* [Direction]:
Lines containing the word "chắn" are to be located and copied.

Start of Provided information

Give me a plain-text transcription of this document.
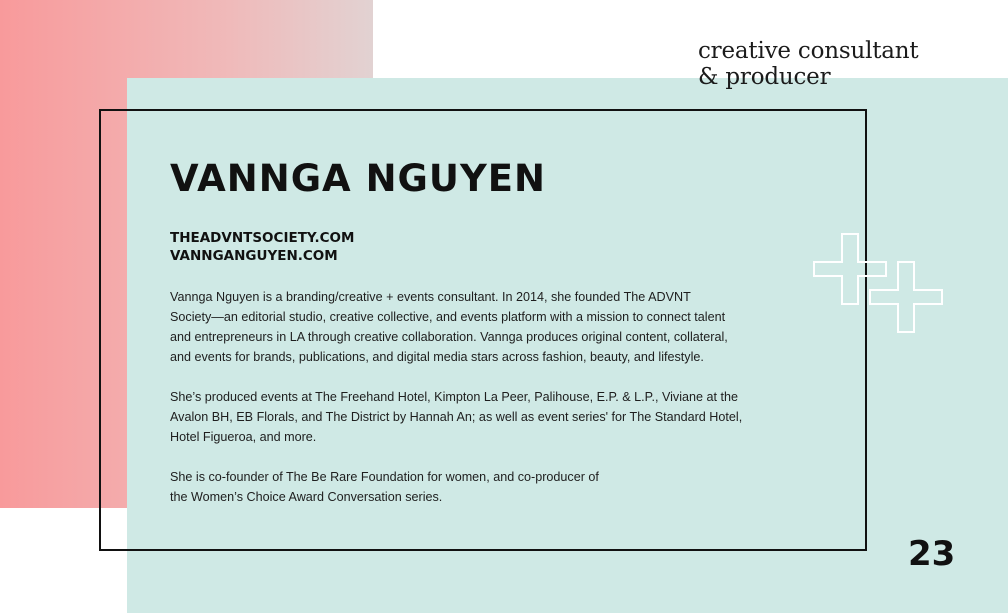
creative consultant
& producer
VANNGA NGUYEN
THEADVNTSOCIETY.COM
VANNGANGUYEN.COM

Vannga Nguyen is a branding/creative + events consultant. In 2014, she founded The ADVNT
Society—an editorial studio, creative collective, and events platform with a mission to connect talent
and entrepreneurs in LA through creative collaboration. Vannga produces original content, collateral,
and events for brands, publications, and digital media stars across fashion, beauty, and lifestyle.

She’s produced events at The Freehand Hotel, Kimpton La Peer, Palihouse, E.P. & L.P., Viviane at the
Avalon BH, EB Florals, and The District by Hannah An; as well as event series' for The Standard Hotel,
Hotel Figueroa, and more.

She is co-founder of The Be Rare Foundation for women, and co-producer of
the Women’s Choice Award Conversation series.

23
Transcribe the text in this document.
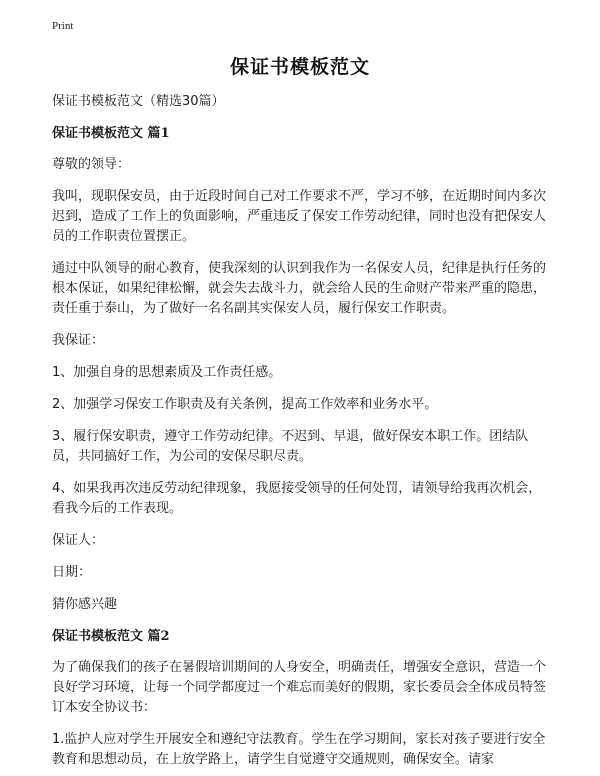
Print
保证书模板范文

保证书模板范文（精选30篇）

保证书模板范文 篇1

尊敬的领导：

我叫，现职保安员，由于近段时间自己对工作要求不严，学习不够，在近期时间内多次迟到，造成了工作上的负面影响，严重违反了保安工作劳动纪律，同时也没有把保安人员的工作职责位置摆正。

通过中队领导的耐心教育，使我深刻的认识到我作为一名保安人员，纪律是执行任务的根本保证，如果纪律松懈，就会失去战斗力，就会给人民的生命财产带来严重的隐患，责任重于泰山，为了做好一名名副其实保安人员，履行保安工作职责。

我保证：

1、加强自身的思想素质及工作责任感。

2、加强学习保安工作职责及有关条例，提高工作效率和业务水平。

3、履行保安职责，遵守工作劳动纪律。不迟到、早退，做好保安本职工作。团结队员，共同搞好工作，为公司的安保尽职尽责。

4、如果我再次违反劳动纪律现象，我愿接受领导的任何处罚，请领导给我再次机会，看我今后的工作表现。

保证人：

日期：

猜你感兴趣

保证书模板范文 篇2

为了确保我们的孩子在暑假培训期间的人身安全，明确责任，增强安全意识，营造一个良好学习环境，让每一个同学都度过一个难忘而美好的假期，家长委员会全体成员特签订本安全协议书：

1.监护人应对学生开展安全和遵纪守法教育。学生在学习期间，家长对孩子要进行安全教育和思想动员，在上放学路上，请学生自觉遵守交通规则，确保安全。请家
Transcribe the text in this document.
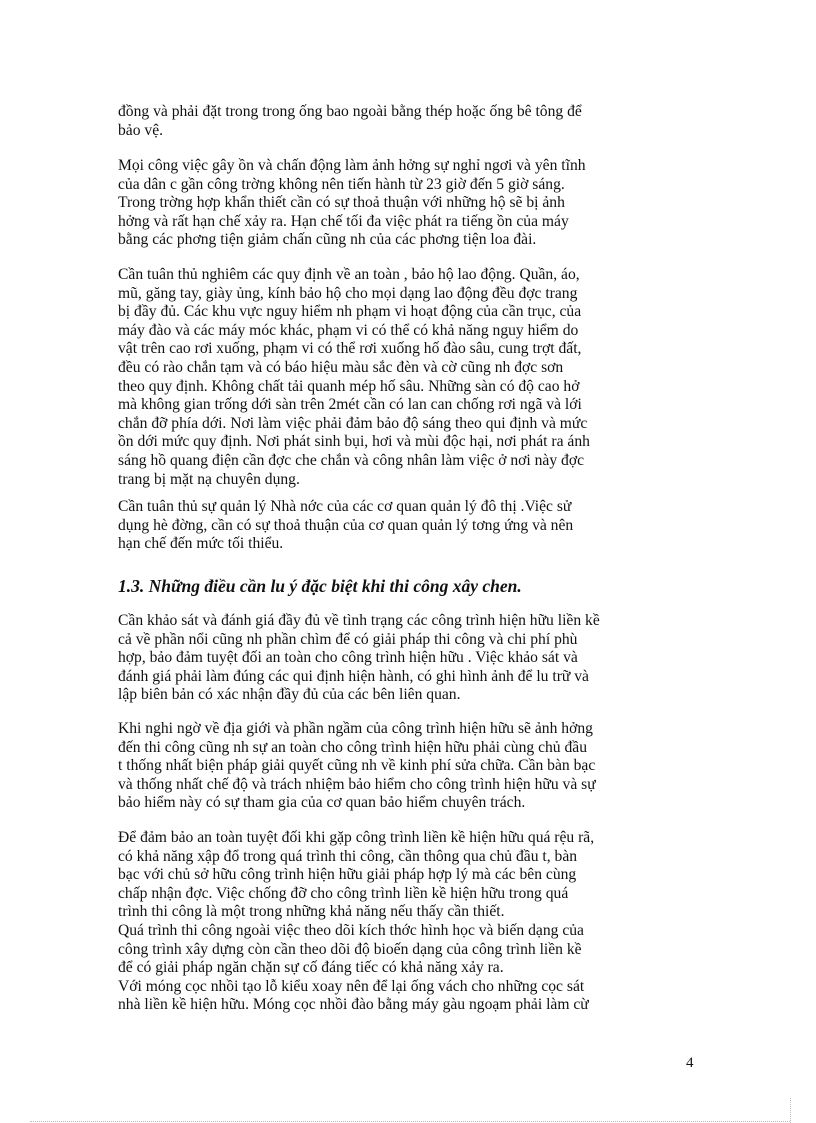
đồng và phải đặt trong trong ống bao ngoài bằng thép hoặc ống bê tông để
bảo vệ.
Mọi công việc gây ồn và chấn động làm ảnh hởng sự nghỉ ngơi và yên tĩnh
của dân c gần công trờng không nên tiến hành từ 23 giờ đến 5 giờ sáng.
Trong trờng hợp khẩn thiết cần có sự thoả thuận với những hộ sẽ bị ảnh
hởng và rất hạn chế xảy ra. Hạn chế tối đa việc phát ra tiếng ồn của máy
bằng các phơng tiện giảm chấn cũng nh của các phơng tiện loa đài.
Cần tuân thủ nghiêm các quy định về an toàn , bảo hộ lao động. Quần, áo,
mũ, găng tay, giày ủng, kính bảo hộ cho mọi dạng lao động đều đợc trang
bị đầy đủ. Các khu vực nguy hiểm nh phạm vi hoạt động của cần trục, của
máy đào và các máy móc khác, phạm vi có thể có khả năng nguy hiểm do
vật trên cao rơi xuống, phạm vi có thể rơi xuống hố đào sâu, cung trợt đất,
đều có rào chắn tạm và có báo hiệu màu sắc đèn và cờ cũng nh đợc sơn
theo quy định. Không chất tải quanh mép hố sâu. Những sàn có độ cao hở
mà không gian trống dới sàn trên 2mét cần có lan can chống rơi ngã và lới
chắn đỡ phía dới. Nơi làm việc phải đảm bảo độ sáng theo qui định và mức
ồn dới mức quy định. Nơi phát sinh bụi, hơi và mùi độc hại, nơi phát ra ánh
sáng hồ quang điện cần đợc che chắn và công nhân làm việc ở nơi này đợc
trang bị mặt nạ chuyên dụng.
Cần tuân thủ sự quản lý Nhà nớc của các cơ quan quản lý đô thị .Việc sử
dụng hè đờng, cần có sự thoả thuận của cơ quan quản lý tơng ứng và nên
hạn chế đến mức tối thiểu.
1.3. Những điều cần lu ý đặc biệt khi thi công xây chen.
Cần khảo sát và đánh giá đầy đủ về tình trạng các công trình hiện hữu liền kề
cả về phần nổi cũng nh phần chìm để có giải pháp thi công và chi phí phù
hợp, bảo đảm tuyệt đối an toàn cho công trình hiện hữu . Việc khảo sát và
đánh giá phải làm đúng các qui định hiện hành, có ghi hình ảnh để lu trữ và
lập biên bản có xác nhận đầy đủ của các bên liên quan.
Khi nghi ngờ về địa giới và phần ngầm của công trình hiện hữu sẽ ảnh hởng
đến thi công cũng nh sự an toàn cho công trình hiện hữu phải cùng chủ đầu
t thống nhất biện pháp giải quyết cũng nh về kinh phí sửa chữa. Cần bàn bạc
và thống nhất chế độ và trách nhiệm bảo hiểm cho công trình hiện hữu và sự
bảo hiểm này có sự tham gia của cơ quan bảo hiểm chuyên trách.
Để đảm bảo an toàn tuyệt đối khi gặp công trình liền kề hiện hữu quá rệu rã,
có khả năng xập đổ trong quá trình thi công, cần thông qua chủ đầu t, bàn
bạc với chủ sở hữu công trình hiện hữu giải pháp hợp lý mà các bên cùng
chấp nhận đợc. Việc chống đỡ cho công trình liền kề hiện hữu trong quá
trình thi công là một trong những khả năng nếu thấy cần thiết.
Quá trình thi công ngoài việc theo dõi kích thớc hình học và biến dạng của
công trình xây dựng còn cần theo dõi độ bioến dạng của công trình liền kề
để có giải pháp ngăn chặn sự cố đáng tiếc có khả năng xảy ra.
Với móng cọc nhồi tạo lỗ kiểu xoay nên để lại ống vách cho những cọc sát
nhà liền kề hiện hữu. Móng cọc nhồi đào bằng máy gàu ngoạm phải làm cừ
4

End of Provided information

* [The completed task]:
đều có rào chắn tạm và có báo hiệu màu sắc đèn và cờ cũng nh đợc sơn
chắn đỡ phía dới. Nơi làm việc phải đảm bảo độ sáng theo qui định và mức
sáng hồ quang điện cần đợc che chắn và công nhân làm việc ở nơi này đợc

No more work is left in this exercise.